§ **Stored items**
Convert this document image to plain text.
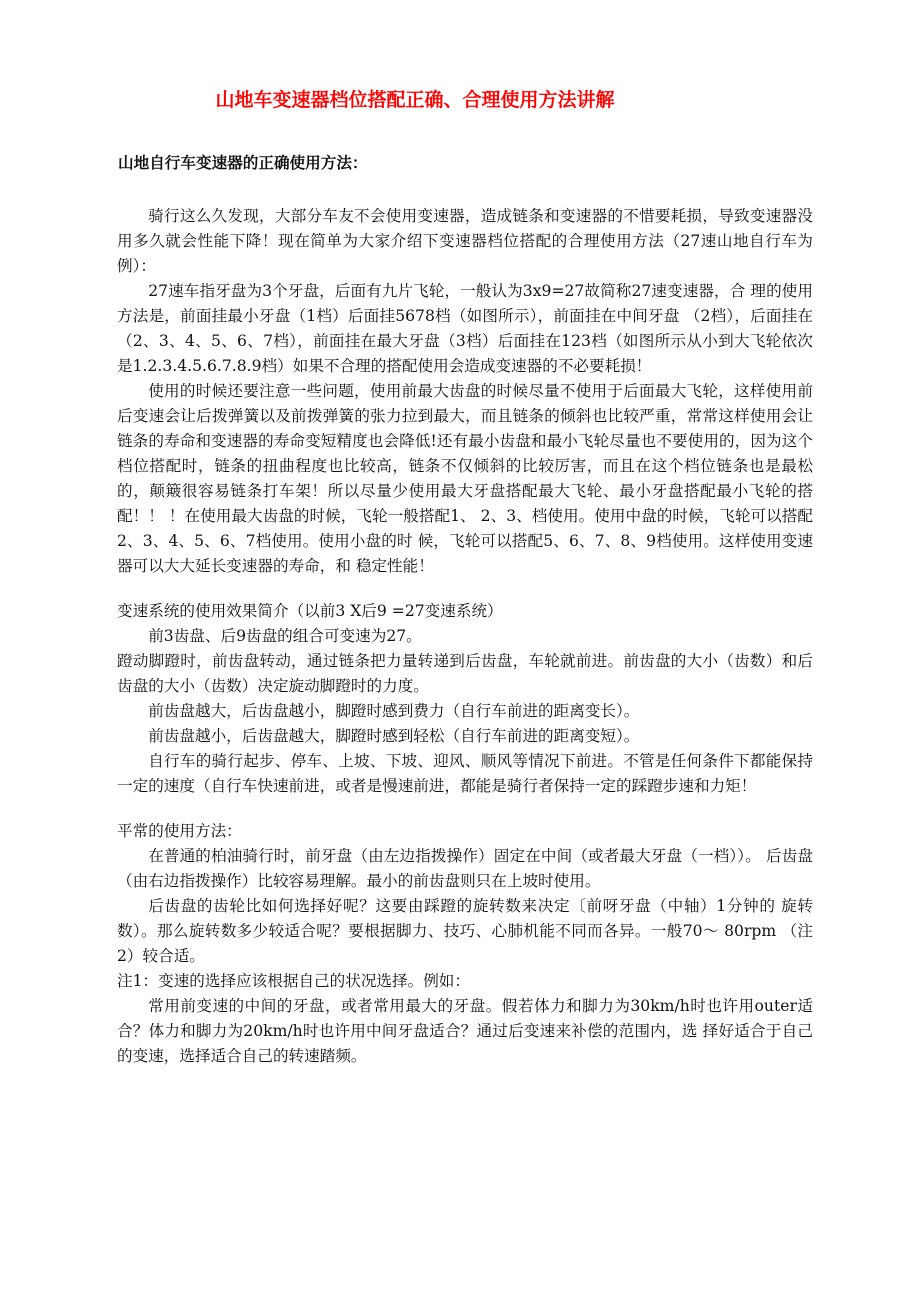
山地车变速器档位搭配正确、合理使用方法讲解
山地自行车变速器的正确使用方法：

骑行这么久发现，大部分车友不会使用变速器，造成链条和变速器的不惜要耗损，导致变速器没用多久就会性能下降！现在简单为大家介绍下变速器档位搭配的合理使用方法（27速山地自行车为例）：

27速车指牙盘为3个牙盘，后面有九片飞轮，一般认为3x9=27故简称27速变速器，合 理的使用方法是，前面挂最小牙盘（1档）后面挂5678档（如图所示），前面挂在中间牙盘 （2档），后面挂在（2、3、4、5、6、7档），前面挂在最大牙盘（3档）后面挂在123档（如图所示从小到大飞轮依次是1.2.3.4.5.6.7.8.9档）如果不合理的搭配使用会造成变速器的不必要耗损！

使用的时候还要注意一些问题，使用前最大齿盘的时候尽量不使用于后面最大飞轮，这样使用前后变速会让后拨弹簧以及前拨弹簧的张力拉到最大，而且链条的倾斜也比较严重，常常这样使用会让链条的寿命和变速器的寿命变短精度也会降低!还有最小齿盘和最小飞轮尽量也不要使用的，因为这个档位搭配时，链条的扭曲程度也比较高，链条不仅倾斜的比较厉害，而且在这个档位链条也是最松的，颠簸很容易链条打车架！所以尽量少使用最大牙盘搭配最大飞轮、最小牙盘搭配最小飞轮的搭配！！ ！在使用最大齿盘的时候，飞轮一般搭配1、 2、3、档使用。使用中盘的时候，飞轮可以搭配2、3、4、5、6、7档使用。使用小盘的时 候，飞轮可以搭配5、6、7、8、9档使用。这样使用变速器可以大大延长变速器的寿命，和 稳定性能！

变速系统的使用效果简介（以前3 X后9 =27变速系统）

前3齿盘、后9齿盘的组合可变速为27。

蹬动脚蹬时，前齿盘转动，通过链条把力量转递到后齿盘，车轮就前进。前齿盘的大小（齿数）和后齿盘的大小（齿数）决定旋动脚蹬时的力度。

前齿盘越大，后齿盘越小，脚蹬时感到费力（自行车前进的距离变长）。

前齿盘越小，后齿盘越大，脚蹬时感到轻松（自行车前进的距离变短）。

自行车的骑行起步、停车、上坡、下坡、迎风、顺风等情况下前进。不管是任何条件下都能保持一定的速度（自行车快速前进，或者是慢速前进，都能是骑行者保持一定的踩蹬步速和力矩！

平常的使用方法：

在普通的柏油骑行时，前牙盘（由左边指拨操作）固定在中间（或者最大牙盘（一档））。 后齿盘（由右边指拨操作）比较容易理解。最小的前齿盘则只在上坡时使用。

后齿盘的齿轮比如何选择好呢？这要由踩蹬的旋转数来决定〔前呀牙盘（中轴）1分钟的 旋转数）。那么旋转数多少较适合呢？要根据脚力、技巧、心肺机能不同而各异。一般70〜 80rpm （注2）较合适。

注1：变速的选择应该根据自己的状况选择。例如：

常用前变速的中间的牙盘，或者常用最大的牙盘。假若体力和脚力为30km/h时也许用outer适合？体力和脚力为20km/h时也许用中间牙盘适合？通过后变速来补偿的范围内，选 择好适合于自己的变速，选择适合自己的转速踏频。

§ **Aim**
Give back each entry exactly as it appears, with no pictures.

§ **Full answer**
Convert this document image to plain text.
山地车变速器档位搭配正确、合理使用方法讲解
山地自行车变速器的正确使用方法：

骑行这么久发现，大部分车友不会使用变速器，造成链条和变速器的不惜要耗损，导致变速器没用多久就会性能下降！现在简单为大家介绍下变速器档位搭配的合理使用方法（27速山地自行车为例）：

27速车指牙盘为3个牙盘，后面有九片飞轮，一般认为3x9=27故简称27速变速器，合 理的使用方法是，前面挂最小牙盘（1档）后面挂5678档（如图所示），前面挂在中间牙盘 （2档），后面挂在（2、3、4、5、6、7档），前面挂在最大牙盘（3档）后面挂在123档（如图所示从小到大飞轮依次是1.2.3.4.5.6.7.8.9档）如果不合理的搭配使用会造成变速器的不必要耗损！

使用的时候还要注意一些问题，使用前最大齿盘的时候尽量不使用于后面最大飞轮，这样使用前后变速会让后拨弹簧以及前拨弹簧的张力拉到最大，而且链条的倾斜也比较严重，常常这样使用会让链条的寿命和变速器的寿命变短精度也会降低!还有最小齿盘和最小飞轮尽量也不要使用的，因为这个档位搭配时，链条的扭曲程度也比较高，链条不仅倾斜的比较厉害，而且在这个档位链条也是最松的，颠簸很容易链条打车架！所以尽量少使用最大牙盘搭配最大飞轮、最小牙盘搭配最小飞轮的搭配！！ ！在使用最大齿盘的时候，飞轮一般搭配1、 2、3、档使用。使用中盘的时候，飞轮可以搭配2、3、4、5、6、7档使用。使用小盘的时 候，飞轮可以搭配5、6、7、8、9档使用。这样使用变速器可以大大延长变速器的寿命，和 稳定性能！

变速系统的使用效果简介（以前3 X后9 =27变速系统）

前3齿盘、后9齿盘的组合可变速为27。

蹬动脚蹬时，前齿盘转动，通过链条把力量转递到后齿盘，车轮就前进。前齿盘的大小（齿数）和后齿盘的大小（齿数）决定旋动脚蹬时的力度。

前齿盘越大，后齿盘越小，脚蹬时感到费力（自行车前进的距离变长）。

前齿盘越小，后齿盘越大，脚蹬时感到轻松（自行车前进的距离变短）。

自行车的骑行起步、停车、上坡、下坡、迎风、顺风等情况下前进。不管是任何条件下都能保持一定的速度（自行车快速前进，或者是慢速前进，都能是骑行者保持一定的踩蹬步速和力矩！

平常的使用方法：

在普通的柏油骑行时，前牙盘（由左边指拨操作）固定在中间（或者最大牙盘（一档））。 后齿盘（由右边指拨操作）比较容易理解。最小的前齿盘则只在上坡时使用。

后齿盘的齿轮比如何选择好呢？这要由踩蹬的旋转数来决定〔前呀牙盘（中轴）1分钟的 旋转数）。那么旋转数多少较适合呢？要根据脚力、技巧、心肺机能不同而各异。一般70〜 80rpm （注2）较合适。

注1：变速的选择应该根据自己的状况选择。例如：

常用前变速的中间的牙盘，或者常用最大的牙盘。假若体力和脚力为30km/h时也许用outer适合？体力和脚力为20km/h时也许用中间牙盘适合？通过后变速来补偿的范围内，选 择好适合于自己的变速，选择适合自己的转速踏频。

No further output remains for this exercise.